TASK DETAILS: Every record below should be printed exactly as given.

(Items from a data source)
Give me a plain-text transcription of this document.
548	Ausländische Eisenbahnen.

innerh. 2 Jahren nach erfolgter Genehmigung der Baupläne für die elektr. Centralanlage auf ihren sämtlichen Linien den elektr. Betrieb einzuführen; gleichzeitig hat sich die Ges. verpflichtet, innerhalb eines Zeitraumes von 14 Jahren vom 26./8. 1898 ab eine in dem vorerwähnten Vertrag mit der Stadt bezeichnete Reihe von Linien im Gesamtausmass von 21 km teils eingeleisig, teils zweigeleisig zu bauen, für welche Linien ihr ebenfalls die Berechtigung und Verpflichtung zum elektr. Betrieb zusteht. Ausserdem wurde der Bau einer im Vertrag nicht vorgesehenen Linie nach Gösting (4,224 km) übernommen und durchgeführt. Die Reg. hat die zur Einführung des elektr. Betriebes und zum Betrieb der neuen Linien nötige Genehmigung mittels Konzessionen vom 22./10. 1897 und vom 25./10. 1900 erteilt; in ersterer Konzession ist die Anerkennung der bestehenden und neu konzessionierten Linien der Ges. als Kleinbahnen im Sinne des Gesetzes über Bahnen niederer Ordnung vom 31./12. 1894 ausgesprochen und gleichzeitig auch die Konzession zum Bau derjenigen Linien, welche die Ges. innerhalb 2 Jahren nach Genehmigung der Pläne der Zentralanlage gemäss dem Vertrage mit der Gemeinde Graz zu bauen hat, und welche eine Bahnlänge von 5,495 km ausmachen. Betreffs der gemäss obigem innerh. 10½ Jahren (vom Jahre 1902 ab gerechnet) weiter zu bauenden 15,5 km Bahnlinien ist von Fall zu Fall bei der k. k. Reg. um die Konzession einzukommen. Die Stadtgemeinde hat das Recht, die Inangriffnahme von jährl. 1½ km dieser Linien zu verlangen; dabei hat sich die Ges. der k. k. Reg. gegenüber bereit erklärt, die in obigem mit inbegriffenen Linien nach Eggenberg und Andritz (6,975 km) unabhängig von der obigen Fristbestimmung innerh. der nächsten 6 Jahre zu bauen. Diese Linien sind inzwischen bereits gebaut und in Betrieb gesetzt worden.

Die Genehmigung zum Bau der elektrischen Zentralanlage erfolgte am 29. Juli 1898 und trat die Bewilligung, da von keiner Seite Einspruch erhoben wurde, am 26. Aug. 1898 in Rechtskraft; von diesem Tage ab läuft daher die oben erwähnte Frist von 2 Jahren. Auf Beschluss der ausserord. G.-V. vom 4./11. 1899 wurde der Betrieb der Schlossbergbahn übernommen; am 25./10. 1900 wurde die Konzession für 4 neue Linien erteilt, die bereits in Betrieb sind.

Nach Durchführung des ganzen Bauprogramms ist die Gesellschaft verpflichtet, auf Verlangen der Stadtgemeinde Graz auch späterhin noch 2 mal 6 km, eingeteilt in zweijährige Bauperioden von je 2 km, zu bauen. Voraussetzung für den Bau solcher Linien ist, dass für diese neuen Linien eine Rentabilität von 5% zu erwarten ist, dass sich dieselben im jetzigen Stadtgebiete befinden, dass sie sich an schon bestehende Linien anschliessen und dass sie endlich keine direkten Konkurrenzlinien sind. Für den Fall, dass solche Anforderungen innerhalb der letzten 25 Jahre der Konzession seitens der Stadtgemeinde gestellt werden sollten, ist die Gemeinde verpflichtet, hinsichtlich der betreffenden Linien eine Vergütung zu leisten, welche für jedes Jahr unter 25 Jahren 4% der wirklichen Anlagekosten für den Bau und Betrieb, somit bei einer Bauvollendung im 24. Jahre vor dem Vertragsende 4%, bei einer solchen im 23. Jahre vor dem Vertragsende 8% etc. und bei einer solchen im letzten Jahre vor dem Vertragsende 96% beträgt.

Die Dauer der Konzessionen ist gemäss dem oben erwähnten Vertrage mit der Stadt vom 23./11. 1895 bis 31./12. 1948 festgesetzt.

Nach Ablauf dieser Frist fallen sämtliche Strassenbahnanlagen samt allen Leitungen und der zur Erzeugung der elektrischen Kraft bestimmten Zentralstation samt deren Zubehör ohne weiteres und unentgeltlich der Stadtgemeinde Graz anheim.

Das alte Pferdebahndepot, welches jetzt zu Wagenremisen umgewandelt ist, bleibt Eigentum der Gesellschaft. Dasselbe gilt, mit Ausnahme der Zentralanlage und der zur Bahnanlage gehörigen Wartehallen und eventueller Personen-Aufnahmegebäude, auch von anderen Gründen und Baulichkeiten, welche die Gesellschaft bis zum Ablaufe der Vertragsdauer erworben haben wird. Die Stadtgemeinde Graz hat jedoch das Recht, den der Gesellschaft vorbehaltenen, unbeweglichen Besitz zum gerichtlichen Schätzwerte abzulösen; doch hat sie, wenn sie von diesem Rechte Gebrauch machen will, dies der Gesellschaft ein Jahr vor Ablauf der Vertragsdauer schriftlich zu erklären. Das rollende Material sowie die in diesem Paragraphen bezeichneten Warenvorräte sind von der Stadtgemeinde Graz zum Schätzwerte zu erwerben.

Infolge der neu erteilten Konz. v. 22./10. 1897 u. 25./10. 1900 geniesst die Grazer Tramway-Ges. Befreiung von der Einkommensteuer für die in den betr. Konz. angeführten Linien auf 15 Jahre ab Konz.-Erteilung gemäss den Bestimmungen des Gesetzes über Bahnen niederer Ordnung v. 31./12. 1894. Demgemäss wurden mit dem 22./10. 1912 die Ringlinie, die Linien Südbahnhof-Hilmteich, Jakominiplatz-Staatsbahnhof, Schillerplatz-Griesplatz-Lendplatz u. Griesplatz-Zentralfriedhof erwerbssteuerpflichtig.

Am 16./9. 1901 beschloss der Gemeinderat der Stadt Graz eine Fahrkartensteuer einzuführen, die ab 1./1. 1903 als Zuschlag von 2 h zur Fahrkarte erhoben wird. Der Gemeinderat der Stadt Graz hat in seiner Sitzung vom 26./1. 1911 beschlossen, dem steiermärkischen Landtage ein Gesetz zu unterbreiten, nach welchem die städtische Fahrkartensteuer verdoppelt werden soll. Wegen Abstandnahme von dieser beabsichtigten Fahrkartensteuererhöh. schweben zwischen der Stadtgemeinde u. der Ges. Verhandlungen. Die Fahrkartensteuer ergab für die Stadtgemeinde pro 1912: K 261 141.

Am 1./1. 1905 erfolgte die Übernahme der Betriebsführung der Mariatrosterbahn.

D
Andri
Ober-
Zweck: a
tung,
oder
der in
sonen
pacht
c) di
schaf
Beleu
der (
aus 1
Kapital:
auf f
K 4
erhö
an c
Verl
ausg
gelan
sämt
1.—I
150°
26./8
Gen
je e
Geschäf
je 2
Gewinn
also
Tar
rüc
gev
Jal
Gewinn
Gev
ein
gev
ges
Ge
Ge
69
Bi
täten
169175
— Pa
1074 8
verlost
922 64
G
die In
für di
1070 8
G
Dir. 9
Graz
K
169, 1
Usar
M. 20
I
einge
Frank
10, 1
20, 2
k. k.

EXERCISE RESPONSE:
Give me a plain-text transcription of this document.
548	Ausländische Eisenbahnen.

innerh. 2 Jahren nach erfolgter Genehmigung der Baupläne für die elektr. Centralanlage auf ihren sämtlichen Linien den elektr. Betrieb einzuführen; gleichzeitig hat sich die Ges. verpflichtet, innerhalb eines Zeitraumes von 14 Jahren vom 26./8. 1898 ab eine in dem vorerwähnten Vertrag mit der Stadt bezeichnete Reihe von Linien im Gesamtausmass von 21 km teils eingeleisig, teils zweigeleisig zu bauen, für welche Linien ihr ebenfalls die Berechtigung und Verpflichtung zum elektr. Betrieb zusteht. Ausserdem wurde der Bau einer im Vertrag nicht vorgesehenen Linie nach Gösting (4,224 km) übernommen und durchgeführt. Die Reg. hat die zur Einführung des elektr. Betriebes und zum Betrieb der neuen Linien nötige Genehmigung mittels Konzessionen vom 22./10. 1897 und vom 25./10. 1900 erteilt; in ersterer Konzession ist die Anerkennung der bestehenden und neu konzessionierten Linien der Ges. als Kleinbahnen im Sinne des Gesetzes über Bahnen niederer Ordnung vom 31./12. 1894 ausgesprochen und gleichzeitig auch die Konzession zum Bau derjenigen Linien, welche die Ges. innerhalb 2 Jahren nach Genehmigung der Pläne der Zentralanlage gemäss dem Vertrage mit der Gemeinde Graz zu bauen hat, und welche eine Bahnlänge von 5,495 km ausmachen. Betreffs der gemäss obigem innerh. 10½ Jahren (vom Jahre 1902 ab gerechnet) weiter zu bauenden 15,5 km Bahnlinien ist von Fall zu Fall bei der k. k. Reg. um die Konzession einzukommen. Die Stadtgemeinde hat das Recht, die Inangriffnahme von jährl. 1½ km dieser Linien zu verlangen; dabei hat sich die Ges. der k. k. Reg. gegenüber bereit erklärt, die in obigem mit inbegriffenen Linien nach Eggenberg und Andritz (6,975 km) unabhängig von der obigen Fristbestimmung innerh. der nächsten 6 Jahre zu bauen. Diese Linien sind inzwischen bereits gebaut und in Betrieb gesetzt worden.

Die Genehmigung zum Bau der elektrischen Zentralanlage erfolgte am 29. Juli 1898 und trat die Bewilligung, da von keiner Seite Einspruch erhoben wurde, am 26. Aug. 1898 in Rechtskraft; von diesem Tage ab läuft daher die oben erwähnte Frist von 2 Jahren. Auf Beschluss der ausserord. G.-V. vom 4./11. 1899 wurde der Betrieb der Schlossbergbahn übernommen; am 25./10. 1900 wurde die Konzession für 4 neue Linien erteilt, die bereits in Betrieb sind.

Nach Durchführung des ganzen Bauprogramms ist die Gesellschaft verpflichtet, auf Verlangen der Stadtgemeinde Graz auch späterhin noch 2 mal 6 km, eingeteilt in zweijährige Bauperioden von je 2 km, zu bauen. Voraussetzung für den Bau solcher Linien ist, dass für diese neuen Linien eine Rentabilität von 5% zu erwarten ist, dass sich dieselben im jetzigen Stadtgebiete befinden, dass sie sich an schon bestehende Linien anschliessen und dass sie endlich keine direkten Konkurrenzlinien sind. Für den Fall, dass solche Anforderungen innerhalb der letzten 25 Jahre der Konzession seitens der Stadtgemeinde gestellt werden sollten, ist die Gemeinde verpflichtet, hinsichtlich der betreffenden Linien eine Vergütung zu leisten, welche für jedes Jahr unter 25 Jahren 4% der wirklichen Anlagekosten für den Bau und Betrieb, somit bei einer Bauvollendung im 24. Jahre vor dem Vertragsende 4%, bei einer solchen im 23. Jahre vor dem Vertragsende 8% etc. und bei einer solchen im letzten Jahre vor dem Vertragsende 96% beträgt.

Die Dauer der Konzessionen ist gemäss dem oben erwähnten Vertrage mit der Stadt vom 23./11. 1895 bis 31./12. 1948 festgesetzt.

Nach Ablauf dieser Frist fallen sämtliche Strassenbahnanlagen samt allen Leitungen und der zur Erzeugung der elektrischen Kraft bestimmten Zentralstation samt deren Zubehör ohne weiteres und unentgeltlich der Stadtgemeinde Graz anheim.

Das alte Pferdebahndepot, welches jetzt zu Wagenremisen umgewandelt ist, bleibt Eigentum der Gesellschaft. Dasselbe gilt, mit Ausnahme der Zentralanlage und der zur Bahnanlage gehörigen Wartehallen und eventueller Personen-Aufnahmegebäude, auch von anderen Gründen und Baulichkeiten, welche die Gesellschaft bis zum Ablaufe der Vertragsdauer erworben haben wird. Die Stadtgemeinde Graz hat jedoch das Recht, den der Gesellschaft vorbehaltenen, unbeweglichen Besitz zum gerichtlichen Schätzwerte abzulösen; doch hat sie, wenn sie von diesem Rechte Gebrauch machen will, dies der Gesellschaft ein Jahr vor Ablauf der Vertragsdauer schriftlich zu erklären. Das rollende Material sowie die in diesem Paragraphen bezeichneten Warenvorräte sind von der Stadtgemeinde Graz zum Schätzwerte zu erwerben.

Infolge der neu erteilten Konz. v. 22./10. 1897 u. 25./10. 1900 geniesst die Grazer Tramway-Ges. Befreiung von der Einkommensteuer für die in den betr. Konz. angeführten Linien auf 15 Jahre ab Konz.-Erteilung gemäss den Bestimmungen des Gesetzes über Bahnen niederer Ordnung v. 31./12. 1894. Demgemäss wurden mit dem 22./10. 1912 die Ringlinie, die Linien Südbahnhof-Hilmteich, Jakominiplatz-Staatsbahnhof, Schillerplatz-Griesplatz-Lendplatz u. Griesplatz-Zentralfriedhof erwerbssteuerpflichtig.

Am 16./9. 1901 beschloss der Gemeinderat der Stadt Graz eine Fahrkartensteuer einzuführen, die ab 1./1. 1903 als Zuschlag von 2 h zur Fahrkarte erhoben wird. Der Gemeinderat der Stadt Graz hat in seiner Sitzung vom 26./1. 1911 beschlossen, dem steiermärkischen Landtage ein Gesetz zu unterbreiten, nach welchem die städtische Fahrkartensteuer verdoppelt werden soll. Wegen Abstandnahme von dieser beabsichtigten Fahrkartensteuererhöh. schweben zwischen der Stadtgemeinde u. der Ges. Verhandlungen. Die Fahrkartensteuer ergab für die Stadtgemeinde pro 1912: K 261 141.

Am 1./1. 1905 erfolgte die Übernahme der Betriebsführung der Mariatrosterbahn.

D
Andri
Ober-
Zweck: a
tung,
oder
der in
sonen
pacht
c) di
schaf
Beleu
der (
aus 1
Kapital:
auf f
K 4
erhö
an c
Verl
ausg
gelan
sämt
1.—I
150°
26./8
Gen
je e
Geschäf
je 2
Gewinn
also
Tar
rüc
gev
Jal
Gewinn
Gev
ein
gev
ges
Ge
Ge
69
Bi
täten
169175
— Pa
1074 8
verlost
922 64
G
die In
für di
1070 8
G
Dir. 9
Graz
K
169, 1
Usar
M. 20
I
einge
Frank
10, 1
20, 2
k. k.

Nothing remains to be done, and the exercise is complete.